___ Input data ___

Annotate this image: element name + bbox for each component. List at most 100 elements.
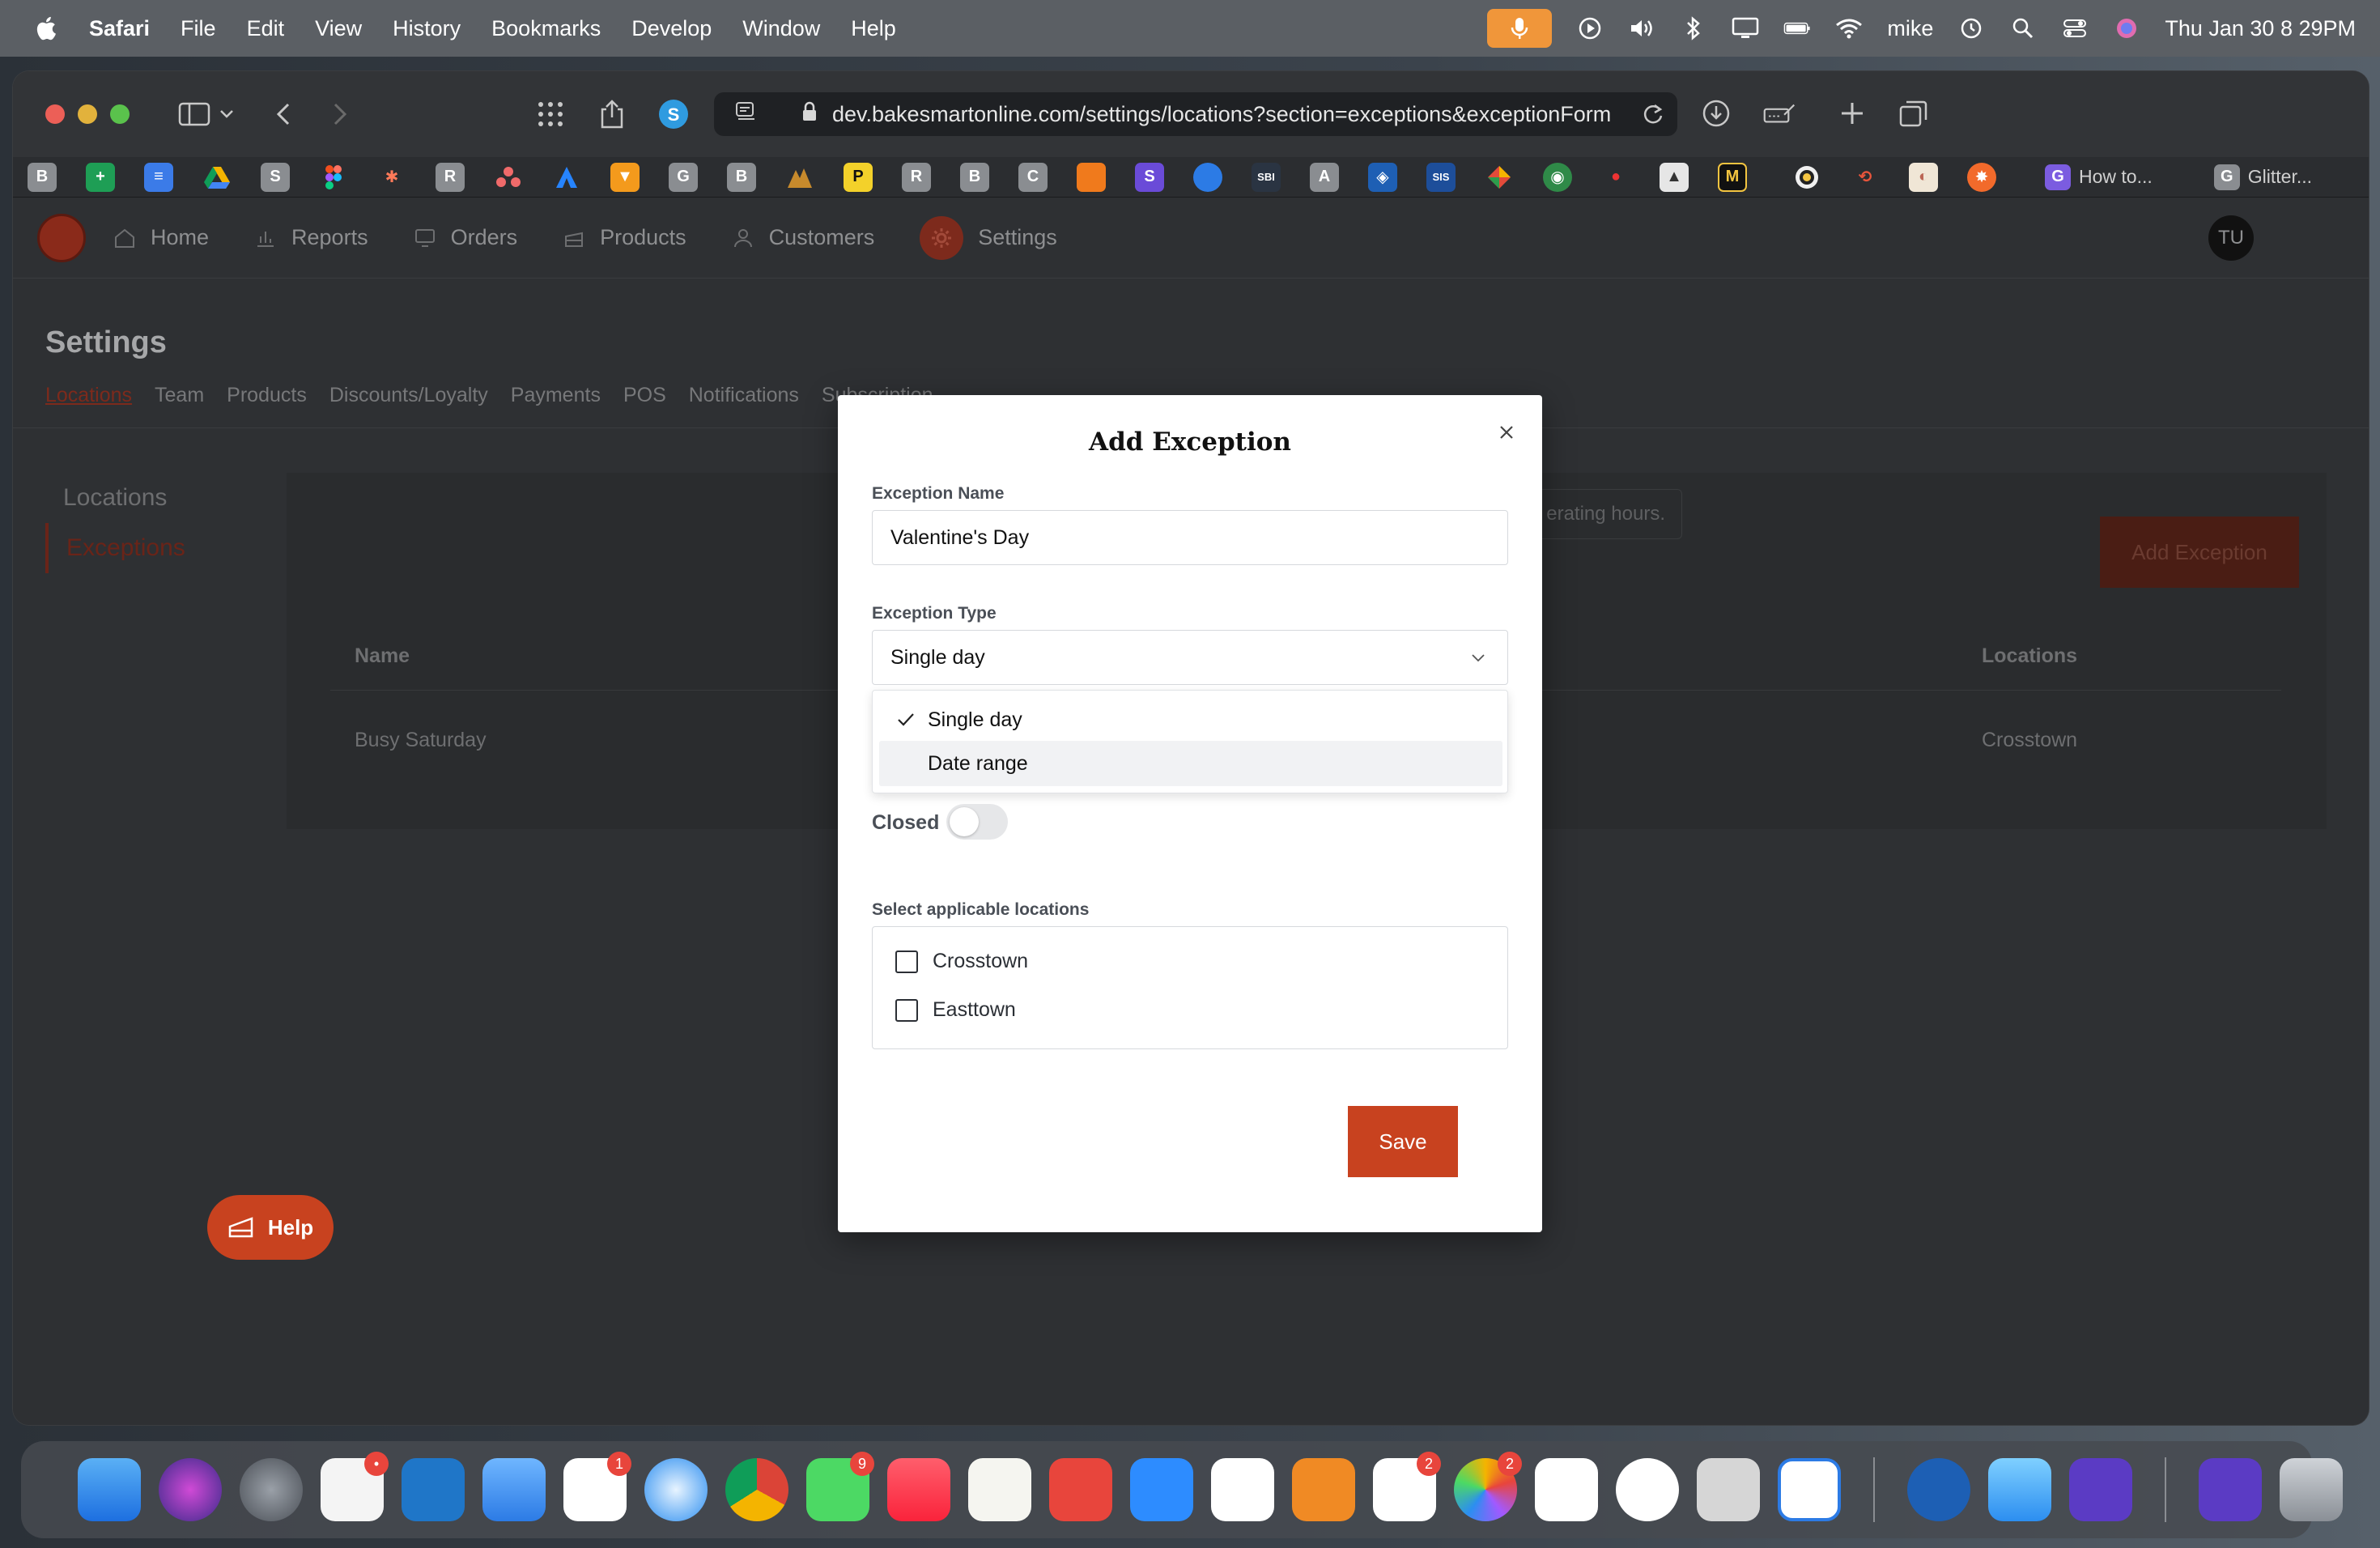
- bookmark-s2-icon[interactable]: S: [1135, 162, 1164, 192]
- bookmark-g-icon[interactable]: G: [669, 162, 698, 192]
- spotlight-search-icon[interactable]: [2009, 16, 2037, 40]
- downloads-icon[interactable]: [1700, 97, 1732, 130]
- wifi-icon[interactable]: [1835, 16, 1863, 40]
- zoom-icon[interactable]: [1130, 1458, 1193, 1521]
- closed-toggle[interactable]: [946, 804, 1008, 840]
- bookmark-target-icon[interactable]: [1792, 163, 1821, 192]
- bookmark-sbi-icon[interactable]: SBI: [1252, 162, 1281, 192]
- tab-notifications[interactable]: Notifications: [689, 384, 799, 407]
- exception-type-select[interactable]: Single day: [872, 630, 1508, 685]
- anydesk-icon[interactable]: [1049, 1458, 1112, 1521]
- bookmark-r2-icon[interactable]: R: [902, 162, 931, 192]
- address-bar[interactable]: dev.bakesmartonline.com/settings/locatio…: [714, 92, 1677, 136]
- siri-icon[interactable]: [2113, 16, 2140, 40]
- bookmark-r-icon[interactable]: R: [436, 162, 465, 192]
- bookmark-tab-glitter[interactable]: G Glitter...: [2213, 164, 2312, 190]
- bookmark-blue-circle-icon[interactable]: [1193, 162, 1222, 192]
- messages-icon[interactable]: 9: [806, 1452, 874, 1521]
- volume-icon[interactable]: [1628, 16, 1655, 40]
- bookmark-tab-how-to[interactable]: G How to...: [2045, 164, 2153, 190]
- help-button[interactable]: Help: [207, 1195, 334, 1260]
- tab-pos[interactable]: POS: [623, 384, 666, 407]
- bookmark-b-icon[interactable]: B: [28, 162, 57, 192]
- bookmark-a-icon[interactable]: A: [1310, 162, 1339, 192]
- bookmark-hubspot-icon[interactable]: ✱: [377, 163, 406, 192]
- exception-name-input[interactable]: Valentine's Day: [872, 510, 1508, 565]
- reload-icon[interactable]: [1642, 103, 1664, 131]
- user-name[interactable]: mike: [1887, 16, 1933, 41]
- system-settings-icon[interactable]: [240, 1458, 303, 1521]
- avatar[interactable]: TU: [2208, 215, 2254, 261]
- menu-help[interactable]: Help: [851, 16, 896, 41]
- url-text[interactable]: dev.bakesmartonline.com/settings/locatio…: [832, 102, 1658, 127]
- linear-icon[interactable]: [1211, 1458, 1274, 1521]
- tab-locations[interactable]: Locations: [45, 384, 132, 407]
- reminders-icon[interactable]: 2: [1373, 1452, 1441, 1521]
- chevron-down-icon[interactable]: [210, 98, 243, 130]
- battery-icon[interactable]: [1783, 16, 1811, 40]
- testflight-icon[interactable]: [1988, 1458, 2051, 1521]
- tab-overview-icon[interactable]: [1898, 97, 1930, 130]
- tab-discounts-loyalty[interactable]: Discounts/Loyalty: [329, 384, 488, 407]
- bookmark-brave-icon[interactable]: ▼: [610, 162, 640, 192]
- back-icon[interactable]: [267, 98, 300, 130]
- mail-icon[interactable]: [482, 1458, 546, 1521]
- option-single-day[interactable]: Single day: [879, 697, 1502, 742]
- share-icon[interactable]: [596, 98, 628, 130]
- calendar-icon[interactable]: 1: [563, 1452, 631, 1521]
- bookmark-apple-red-icon[interactable]: ●: [1601, 163, 1630, 192]
- close-icon[interactable]: [1494, 419, 1519, 445]
- sidebar-item-exceptions[interactable]: Exceptions: [45, 523, 272, 573]
- save-button[interactable]: Save: [1348, 1106, 1458, 1177]
- g-document-icon[interactable]: [2199, 1458, 2262, 1521]
- bookmark-c-icon[interactable]: C: [1018, 162, 1048, 192]
- nav-reports[interactable]: Reports: [254, 225, 368, 250]
- siri-dock-icon[interactable]: [159, 1458, 222, 1521]
- bookmark-doc-icon[interactable]: ▲: [1660, 162, 1689, 192]
- 1password-icon[interactable]: [1907, 1458, 1970, 1521]
- g-app-icon[interactable]: [2069, 1458, 2132, 1521]
- iphone-mirroring-icon[interactable]: [1697, 1458, 1760, 1521]
- time-machine-icon[interactable]: [1957, 16, 1985, 40]
- menu-window[interactable]: Window: [742, 16, 820, 41]
- chrome-icon[interactable]: [725, 1458, 788, 1521]
- safari-icon[interactable]: [644, 1458, 708, 1521]
- bookmark-sheets-icon[interactable]: +: [86, 162, 115, 192]
- bookmark-chase-icon[interactable]: ◈: [1368, 162, 1397, 192]
- add-exception-button[interactable]: Add Exception: [2100, 517, 2299, 588]
- minimize-window-button[interactable]: [78, 104, 97, 124]
- bookmark-atlassian-icon[interactable]: [552, 163, 581, 192]
- bookmark-s-icon[interactable]: S: [261, 162, 290, 192]
- forward-icon[interactable]: [324, 98, 356, 130]
- bookmark-p-icon[interactable]: P: [844, 162, 873, 192]
- location-option-easttown[interactable]: Easttown: [895, 998, 1016, 1022]
- r-app-icon[interactable]: [1778, 1458, 1841, 1521]
- menu-edit[interactable]: Edit: [247, 16, 285, 41]
- menu-file[interactable]: File: [181, 16, 216, 41]
- tab-overview-grid-icon[interactable]: [534, 98, 567, 130]
- tab-team[interactable]: Team: [155, 384, 204, 407]
- menu-view[interactable]: View: [315, 16, 362, 41]
- bookmark-docs-icon[interactable]: ≡: [144, 162, 173, 192]
- bluetooth-icon[interactable]: [1680, 16, 1707, 40]
- menu-bookmarks[interactable]: Bookmarks: [491, 16, 601, 41]
- apple-logo-icon[interactable]: [32, 14, 62, 43]
- markup-icon[interactable]: [1763, 97, 1796, 130]
- play-icon[interactable]: [1576, 16, 1604, 40]
- display-icon[interactable]: [1732, 16, 1759, 40]
- bookmark-sis-icon[interactable]: SIS: [1426, 162, 1456, 192]
- control-center-icon[interactable]: [2061, 16, 2089, 40]
- finder-icon[interactable]: [78, 1458, 141, 1521]
- new-tab-icon[interactable]: [1836, 97, 1868, 130]
- tab-products[interactable]: Products: [227, 384, 307, 407]
- bookmark-m-icon[interactable]: M: [1718, 162, 1747, 192]
- nav-home[interactable]: Home: [113, 225, 209, 250]
- nav-orders[interactable]: Orders: [414, 225, 517, 250]
- bookmark-orange-icon[interactable]: [1077, 162, 1106, 192]
- sidebar-toggle-icon[interactable]: [178, 98, 210, 130]
- bakesmart-logo-icon[interactable]: [37, 213, 86, 262]
- bookmark-craft-icon[interactable]: ◐: [1909, 162, 1938, 192]
- trello-icon[interactable]: [402, 1458, 465, 1521]
- bookmark-star-icon[interactable]: ✸: [1967, 162, 1996, 192]
- textedit-icon[interactable]: [968, 1458, 1031, 1521]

___

#### Goal:
Reproduce every line of the data above verbatim, leaving out the pictures.

#### Task answer:
Annotate this image: element name + bbox for each component. List at most 100 elements.
- bookmark-s2-icon[interactable]: S: [1135, 162, 1164, 192]
- bookmark-g-icon[interactable]: G: [669, 162, 698, 192]
- spotlight-search-icon[interactable]: [2009, 16, 2037, 40]
- downloads-icon[interactable]: [1700, 97, 1732, 130]
- wifi-icon[interactable]: [1835, 16, 1863, 40]
- zoom-icon[interactable]: [1130, 1458, 1193, 1521]
- closed-toggle[interactable]: [946, 804, 1008, 840]
- bookmark-target-icon[interactable]: [1792, 163, 1821, 192]
- bookmark-sbi-icon[interactable]: SBI: [1252, 162, 1281, 192]
- tab-notifications[interactable]: Notifications: [689, 384, 799, 407]
- exception-type-select[interactable]: Single day: [872, 630, 1508, 685]
- anydesk-icon[interactable]: [1049, 1458, 1112, 1521]
- bookmark-r2-icon[interactable]: R: [902, 162, 931, 192]
- address-bar[interactable]: dev.bakesmartonline.com/settings/locatio…: [714, 92, 1677, 136]
- siri-icon[interactable]: [2113, 16, 2140, 40]
- bookmark-r-icon[interactable]: R: [436, 162, 465, 192]
- bookmark-tab-glitter[interactable]: G Glitter...: [2213, 164, 2312, 190]
- bookmark-blue-circle-icon[interactable]: [1193, 162, 1222, 192]
- messages-icon[interactable]: 9: [806, 1452, 874, 1521]
- volume-icon[interactable]: [1628, 16, 1655, 40]
- bookmark-tab-how-to[interactable]: G How to...: [2045, 164, 2153, 190]
- help-button[interactable]: Help: [207, 1195, 334, 1260]
- tab-pos[interactable]: POS: [623, 384, 666, 407]
- bookmark-b-icon[interactable]: B: [28, 162, 57, 192]
- bookmark-a-icon[interactable]: A: [1310, 162, 1339, 192]
- bookmark-hubspot-icon[interactable]: ✱: [377, 163, 406, 192]
- exception-name-input[interactable]: Valentine's Day: [872, 510, 1508, 565]
- reload-icon[interactable]: [1642, 103, 1664, 131]
- user-name[interactable]: mike: [1887, 16, 1933, 41]
- system-settings-icon[interactable]: [240, 1458, 303, 1521]
- avatar[interactable]: TU: [2208, 215, 2254, 261]
- menu-help[interactable]: Help: [851, 16, 896, 41]
- url-text[interactable]: dev.bakesmartonline.com/settings/locatio…: [832, 102, 1658, 127]
- linear-icon[interactable]: [1211, 1458, 1274, 1521]
- tab-locations[interactable]: Locations: [45, 384, 132, 407]
- reminders-icon[interactable]: 2: [1373, 1452, 1441, 1521]
- chevron-down-icon[interactable]: [210, 98, 243, 130]
- battery-icon[interactable]: [1783, 16, 1811, 40]
- testflight-icon[interactable]: [1988, 1458, 2051, 1521]
- tab-overview-icon[interactable]: [1898, 97, 1930, 130]
- tab-discounts-loyalty[interactable]: Discounts/Loyalty: [329, 384, 488, 407]
- bookmark-brave-icon[interactable]: ▼: [610, 162, 640, 192]
- back-icon[interactable]: [267, 98, 300, 130]
- mail-icon[interactable]: [482, 1458, 546, 1521]
- option-single-day[interactable]: Single day: [879, 697, 1502, 742]
- share-icon[interactable]: [596, 98, 628, 130]
- calendar-icon[interactable]: 1: [563, 1452, 631, 1521]
- bookmark-apple-red-icon[interactable]: ●: [1601, 163, 1630, 192]
- close-icon[interactable]: [1494, 419, 1519, 445]
- sidebar-item-exceptions[interactable]: Exceptions: [45, 523, 272, 573]
- save-button[interactable]: Save: [1348, 1106, 1458, 1177]
- g-document-icon[interactable]: [2199, 1458, 2262, 1521]
- bookmark-c-icon[interactable]: C: [1018, 162, 1048, 192]
- nav-reports[interactable]: Reports: [254, 225, 368, 250]
- siri-dock-icon[interactable]: [159, 1458, 222, 1521]
- bookmark-doc-icon[interactable]: ▲: [1660, 162, 1689, 192]
- 1password-icon[interactable]: [1907, 1458, 1970, 1521]
- g-app-icon[interactable]: [2069, 1458, 2132, 1521]
- iphone-mirroring-icon[interactable]: [1697, 1458, 1760, 1521]
- time-machine-icon[interactable]: [1957, 16, 1985, 40]
- menu-window[interactable]: Window: [742, 16, 820, 41]
- chrome-icon[interactable]: [725, 1458, 788, 1521]
- safari-icon[interactable]: [644, 1458, 708, 1521]
- bookmark-sheets-icon[interactable]: +: [86, 162, 115, 192]
- bookmark-chase-icon[interactable]: ◈: [1368, 162, 1397, 192]
- add-exception-button[interactable]: Add Exception: [2100, 517, 2299, 588]
- minimize-window-button[interactable]: [78, 104, 97, 124]
- bookmark-atlassian-icon[interactable]: [552, 163, 581, 192]
- bookmark-s-icon[interactable]: S: [261, 162, 290, 192]
- forward-icon[interactable]: [324, 98, 356, 130]
- bookmark-p-icon[interactable]: P: [844, 162, 873, 192]
- location-option-easttown[interactable]: Easttown: [895, 998, 1016, 1022]
- r-app-icon[interactable]: [1778, 1458, 1841, 1521]
- menu-edit[interactable]: Edit: [247, 16, 285, 41]
- menu-file[interactable]: File: [181, 16, 216, 41]
- tab-overview-grid-icon[interactable]: [534, 98, 567, 130]
- tab-team[interactable]: Team: [155, 384, 204, 407]
- menu-view[interactable]: View: [315, 16, 362, 41]
- bookmark-docs-icon[interactable]: ≡: [144, 162, 173, 192]
- bluetooth-icon[interactable]: [1680, 16, 1707, 40]
- menu-bookmarks[interactable]: Bookmarks: [491, 16, 601, 41]
- apple-logo-icon[interactable]: [32, 14, 62, 43]
- markup-icon[interactable]: [1763, 97, 1796, 130]
- play-icon[interactable]: [1576, 16, 1604, 40]
- display-icon[interactable]: [1732, 16, 1759, 40]
- bookmark-sis-icon[interactable]: SIS: [1426, 162, 1456, 192]
- control-center-icon[interactable]: [2061, 16, 2089, 40]
- finder-icon[interactable]: [78, 1458, 141, 1521]
- new-tab-icon[interactable]: [1836, 97, 1868, 130]
- tab-products[interactable]: Products: [227, 384, 307, 407]
- bookmark-m-icon[interactable]: M: [1718, 162, 1747, 192]
- nav-home[interactable]: Home: [113, 225, 209, 250]
- nav-orders[interactable]: Orders: [414, 225, 517, 250]
- bookmark-orange-icon[interactable]: [1077, 162, 1106, 192]
- sidebar-toggle-icon[interactable]: [178, 98, 210, 130]
- bakesmart-logo-icon[interactable]: [37, 213, 86, 262]
- bookmark-craft-icon[interactable]: ◐: [1909, 162, 1938, 192]
- trello-icon[interactable]: [402, 1458, 465, 1521]
- bookmark-star-icon[interactable]: ✸: [1967, 162, 1996, 192]
- textedit-icon[interactable]: [968, 1458, 1031, 1521]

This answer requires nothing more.